> [Instructions for the task]: Your job is to retype all of the data word for word, leaving every image out.

> [Material for this exercise]:
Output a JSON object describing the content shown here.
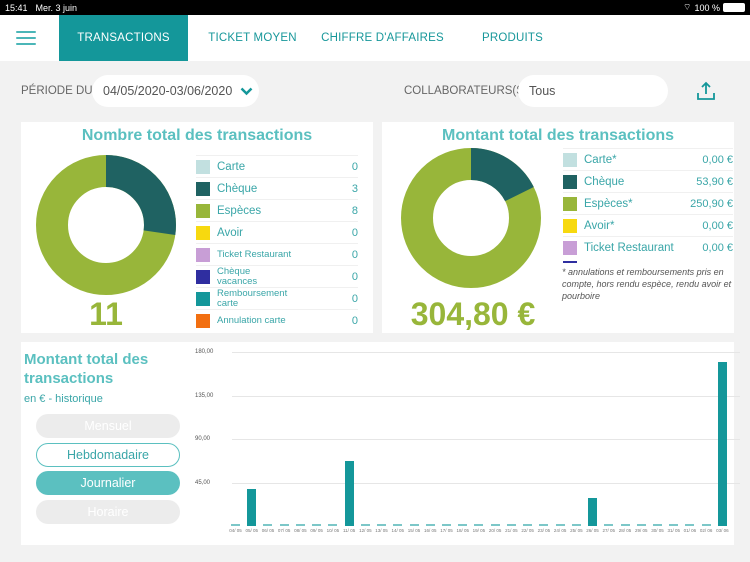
{
  "status_bar": {
    "time": "15:41",
    "date": "Mer. 3 juin",
    "battery": "100 %"
  },
  "nav": {
    "tabs": [
      {
        "label": "TRANSACTIONS",
        "active": true
      },
      {
        "label": "TICKET MOYEN",
        "active": false
      },
      {
        "label": "CHIFFRE D'AFFAIRES",
        "active": false
      },
      {
        "label": "PRODUITS",
        "active": false
      }
    ]
  },
  "filters": {
    "period_label": "PÉRIODE DU",
    "period_value": "04/05/2020-03/06/2020",
    "collab_label": "COLLABORATEURS(S)",
    "collab_value": "Tous"
  },
  "count_card": {
    "title": "Nombre total des transactions",
    "total": "11",
    "legend": [
      {
        "name": "Carte",
        "value": "0",
        "color": "#c2e0e0"
      },
      {
        "name": "Chèque",
        "value": "3",
        "color": "#1f6262"
      },
      {
        "name": "Espèces",
        "value": "8",
        "color": "#98b63a"
      },
      {
        "name": "Avoir",
        "value": "0",
        "color": "#f7d90f"
      },
      {
        "name": "Ticket Restaurant",
        "value": "0",
        "color": "#c89ed6"
      },
      {
        "name": "Chèque vacances",
        "value": "0",
        "color": "#2f2ea0"
      },
      {
        "name": "Remboursement carte",
        "value": "0",
        "color": "#14979a"
      },
      {
        "name": "Annulation carte",
        "value": "0",
        "color": "#f26f11"
      }
    ]
  },
  "amount_card": {
    "title": "Montant total des transactions",
    "total": "304,80 €",
    "legend": [
      {
        "name": "Carte*",
        "value": "0,00 €",
        "color": "#c2e0e0"
      },
      {
        "name": "Chèque",
        "value": "53,90 €",
        "color": "#1f6262"
      },
      {
        "name": "Espèces*",
        "value": "250,90 €",
        "color": "#98b63a"
      },
      {
        "name": "Avoir*",
        "value": "0,00 €",
        "color": "#f7d90f"
      },
      {
        "name": "Ticket Restaurant",
        "value": "0,00 €",
        "color": "#c89ed6"
      }
    ],
    "note": "* annulations et remboursements pris en compte, hors rendu espèce, rendu avoir et pourboire"
  },
  "history": {
    "title": "Montant total des transactions",
    "subtitle": "en € - historique",
    "buttons": [
      {
        "label": "Mensuel",
        "state": "disabled"
      },
      {
        "label": "Hebdomadaire",
        "state": "outline"
      },
      {
        "label": "Journalier",
        "state": "selected"
      },
      {
        "label": "Horaire",
        "state": "disabled"
      }
    ]
  },
  "chart_data": {
    "type": "bar",
    "title": "Montant total des transactions en € - historique",
    "xlabel": "",
    "ylabel": "€",
    "ylim": [
      0,
      180
    ],
    "yticks": [
      "45,00",
      "90,00",
      "135,00",
      "180,00"
    ],
    "categories": [
      "04/05",
      "05/05",
      "06/05",
      "07/05",
      "08/05",
      "09/05",
      "10/05",
      "11/05",
      "12/05",
      "13/05",
      "14/05",
      "15/05",
      "16/05",
      "17/05",
      "18/05",
      "19/05",
      "20/05",
      "21/05",
      "22/05",
      "23/05",
      "24/05",
      "25/05",
      "26/05",
      "27/05",
      "28/05",
      "29/05",
      "30/05",
      "31/05",
      "01/06",
      "02/06",
      "03/06"
    ],
    "values": [
      0,
      38,
      0,
      0,
      0,
      0,
      0,
      67,
      0,
      0,
      0,
      0,
      0,
      0,
      0,
      0,
      0,
      0,
      0,
      0,
      0,
      0,
      29,
      0,
      0,
      0,
      0,
      0,
      0,
      0,
      170
    ],
    "grid": true,
    "color": "#14979a"
  }
}
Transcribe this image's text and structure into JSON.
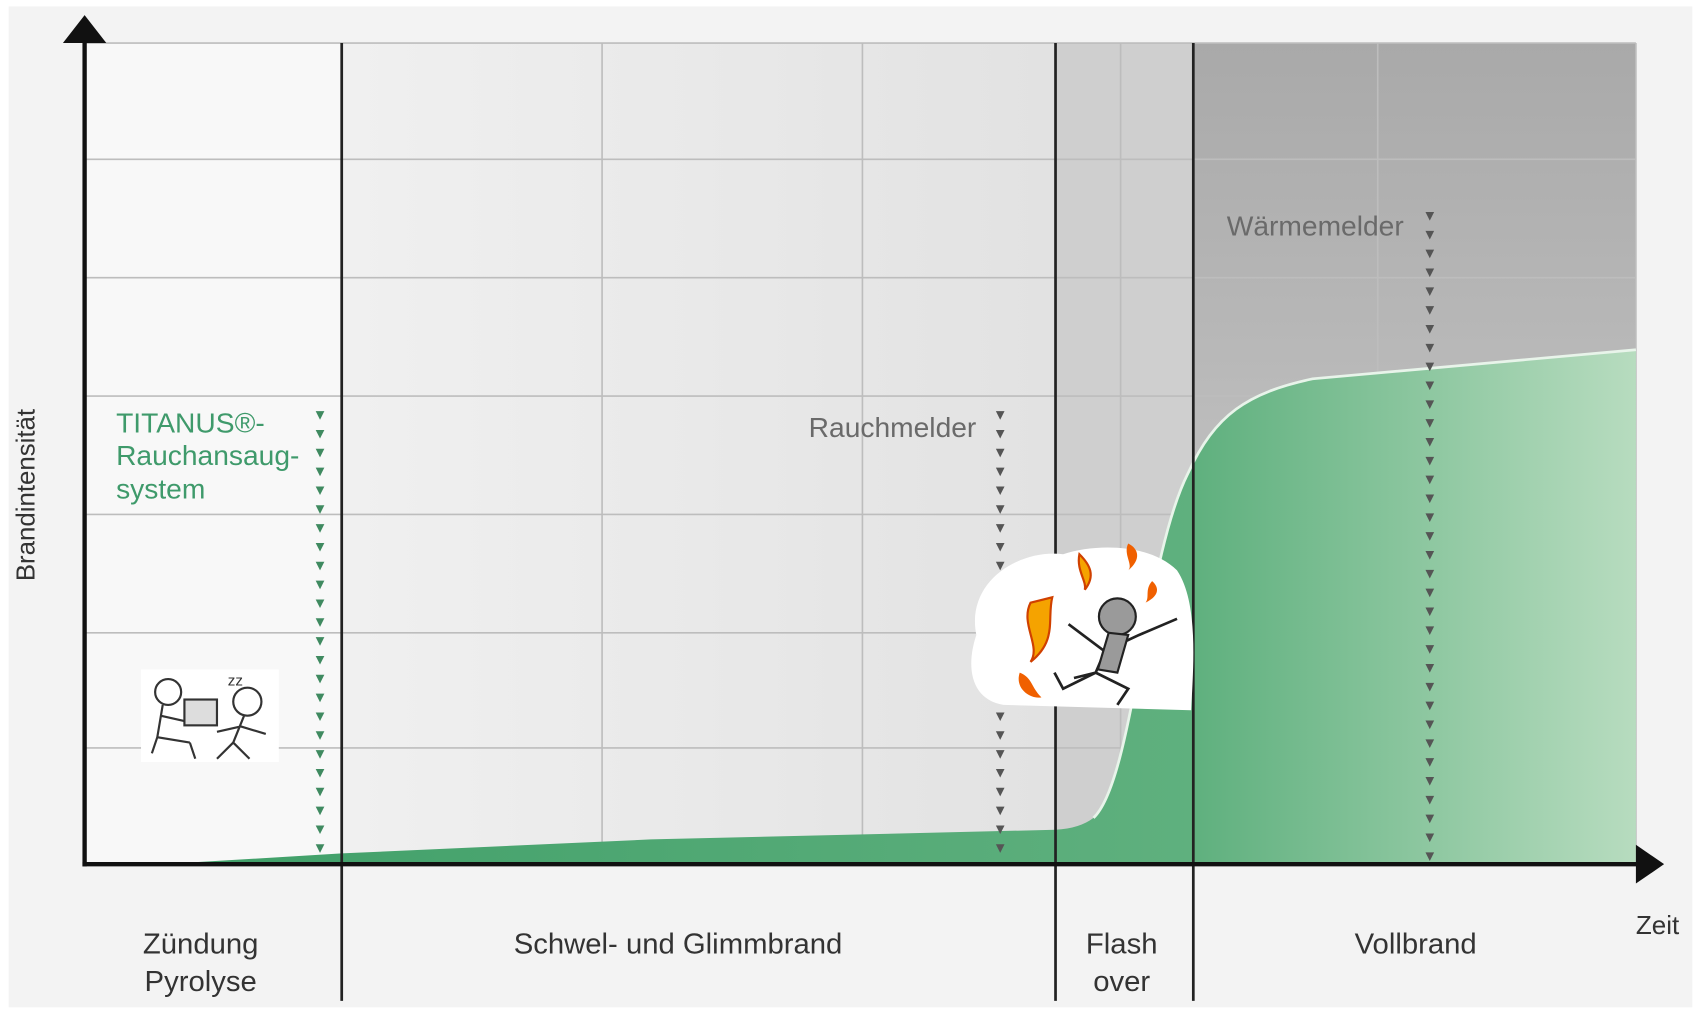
{
  "axes": {
    "y_label": "Brandintensität",
    "x_label": "Zeit"
  },
  "phases": [
    {
      "lines": [
        "Zündung",
        "Pyrolyse"
      ]
    },
    {
      "lines": [
        "Schwel- und Glimmbrand"
      ]
    },
    {
      "lines": [
        "Flash",
        "over"
      ]
    },
    {
      "lines": [
        "Vollbrand"
      ]
    }
  ],
  "detectors": [
    {
      "lines": [
        "TITANUS®-",
        "Rauchansaug-",
        "system"
      ]
    },
    {
      "lines": [
        "Rauchmelder"
      ]
    },
    {
      "lines": [
        "Wärmemelder"
      ]
    }
  ]
}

> [Finished answer]:
Output a JSON object describing the content shown here.
{
  "status_bar": {
    "time": "15:41",
    "date": "Mer. 3 juin",
    "battery": "100 %"
  },
  "nav": {
    "tabs": [
      {
        "label": "TRANSACTIONS",
        "active": true
      },
      {
        "label": "TICKET MOYEN",
        "active": false
      },
      {
        "label": "CHIFFRE D'AFFAIRES",
        "active": false
      },
      {
        "label": "PRODUITS",
        "active": false
      }
    ]
  },
  "filters": {
    "period_label": "PÉRIODE DU",
    "period_value": "04/05/2020-03/06/2020",
    "collab_label": "COLLABORATEURS(S)",
    "collab_value": "Tous"
  },
  "count_card": {
    "title": "Nombre total des transactions",
    "total": "11",
    "legend": [
      {
        "name": "Carte",
        "value": "0",
        "color": "#c2e0e0"
      },
      {
        "name": "Chèque",
        "value": "3",
        "color": "#1f6262"
      },
      {
        "name": "Espèces",
        "value": "8",
        "color": "#98b63a"
      },
      {
        "name": "Avoir",
        "value": "0",
        "color": "#f7d90f"
      },
      {
        "name": "Ticket Restaurant",
        "value": "0",
        "color": "#c89ed6"
      },
      {
        "name": "Chèque vacances",
        "value": "0",
        "color": "#2f2ea0"
      },
      {
        "name": "Remboursement carte",
        "value": "0",
        "color": "#14979a"
      },
      {
        "name": "Annulation carte",
        "value": "0",
        "color": "#f26f11"
      }
    ]
  },
  "amount_card": {
    "title": "Montant total des transactions",
    "total": "304,80 €",
    "legend": [
      {
        "name": "Carte*",
        "value": "0,00 €",
        "color": "#c2e0e0"
      },
      {
        "name": "Chèque",
        "value": "53,90 €",
        "color": "#1f6262"
      },
      {
        "name": "Espèces*",
        "value": "250,90 €",
        "color": "#98b63a"
      },
      {
        "name": "Avoir*",
        "value": "0,00 €",
        "color": "#f7d90f"
      },
      {
        "name": "Ticket Restaurant",
        "value": "0,00 €",
        "color": "#c89ed6"
      }
    ],
    "note": "* annulations et remboursements pris en compte, hors rendu espèce, rendu avoir et pourboire"
  },
  "history": {
    "title": "Montant total des transactions",
    "subtitle": "en € - historique",
    "buttons": [
      {
        "label": "Mensuel",
        "state": "disabled"
      },
      {
        "label": "Hebdomadaire",
        "state": "outline"
      },
      {
        "label": "Journalier",
        "state": "selected"
      },
      {
        "label": "Horaire",
        "state": "disabled"
      }
    ]
  },
  "chart_data": {
    "type": "bar",
    "title": "Montant total des transactions en € - historique",
    "xlabel": "",
    "ylabel": "€",
    "ylim": [
      0,
      180
    ],
    "yticks": [
      "45,00",
      "90,00",
      "135,00",
      "180,00"
    ],
    "categories": [
      "04/05",
      "05/05",
      "06/05",
      "07/05",
      "08/05",
      "09/05",
      "10/05",
      "11/05",
      "12/05",
      "13/05",
      "14/05",
      "15/05",
      "16/05",
      "17/05",
      "18/05",
      "19/05",
      "20/05",
      "21/05",
      "22/05",
      "23/05",
      "24/05",
      "25/05",
      "26/05",
      "27/05",
      "28/05",
      "29/05",
      "30/05",
      "31/05",
      "01/06",
      "02/06",
      "03/06"
    ],
    "values": [
      0,
      38,
      0,
      0,
      0,
      0,
      0,
      67,
      0,
      0,
      0,
      0,
      0,
      0,
      0,
      0,
      0,
      0,
      0,
      0,
      0,
      0,
      29,
      0,
      0,
      0,
      0,
      0,
      0,
      0,
      170
    ],
    "grid": true,
    "color": "#14979a"
  }
}
Transcribe this image's text and structure into JSON.
{
  "axes": {
    "y_label": "Brandintensität",
    "x_label": "Zeit"
  },
  "phases": [
    {
      "lines": [
        "Zündung",
        "Pyrolyse"
      ]
    },
    {
      "lines": [
        "Schwel- und Glimmbrand"
      ]
    },
    {
      "lines": [
        "Flash",
        "over"
      ]
    },
    {
      "lines": [
        "Vollbrand"
      ]
    }
  ],
  "detectors": [
    {
      "lines": [
        "TITANUS®-",
        "Rauchansaug-",
        "system"
      ]
    },
    {
      "lines": [
        "Rauchmelder"
      ]
    },
    {
      "lines": [
        "Wärmemelder"
      ]
    }
  ]
}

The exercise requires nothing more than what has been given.